Give the data again exactly as written, skipping any pictures.

-- Start of Listing --

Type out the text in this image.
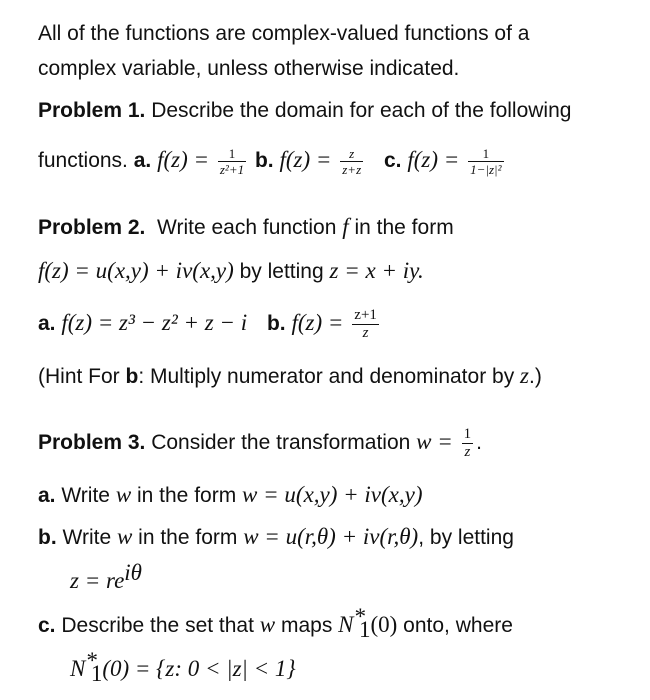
All of the functions are complex-valued functions of a
complex variable, unless otherwise indicated.
Problem 1. Describe the domain for each of the following
functions. a. $f(z) = \frac{1}{\text{z²+1}} b$. $f(z) = \frac{z}{z+\overline{z}} c$. $f(z) = \frac{1}{\text{1−|z|²}}$
Problem 2.  Write each function f in the form
f(z) = u(x,y) + iv(x,y) by letting z = x + iy.
a. f(z) = z³ − z² + z − i b. $f(z) = \frac{z+1}{z}$
(Hint For b: Multiply numerator and denominator by z.)
Problem 3. Consider the transformation $w = \frac{1}{z}$ .
a. Write w in the form w = u(x,y) + iv(x,y)
b. Write w in the form w = u(r,θ) + iv(r,θ), by letting
$z = re^{i\theta}$
c. Describe the set that w maps $N^*_1(0)$ onto, where
$N^*_1(0) = \{z$: 0 < |z| < 1}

-- End of Listing --

● Task response:
Type out the text in this image.
All of the functions are complex-valued functions of a
complex variable, unless otherwise indicated.
Problem 1. Describe the domain for each of the following
functions. a. $f(z) = \frac{1}{\text{z²+1}} b$. $f(z) = \frac{z}{z+\overline{z}} c$. $f(z) = \frac{1}{\text{1−|z|²}}$
Problem 2.  Write each function f in the form
f(z) = u(x,y) + iv(x,y) by letting z = x + iy.
a. f(z) = z³ − z² + z − i b. $f(z) = \frac{z+1}{z}$
(Hint For b: Multiply numerator and denominator by z.)
Problem 3. Consider the transformation $w = \frac{1}{z}$ .
a. Write w in the form w = u(x,y) + iv(x,y)
b. Write w in the form w = u(r,θ) + iv(r,θ), by letting
$z = re^{i\theta}$
c. Describe the set that w maps $N^*_1(0)$ onto, where
$N^*_1(0) = \{z$: 0 < |z| < 1}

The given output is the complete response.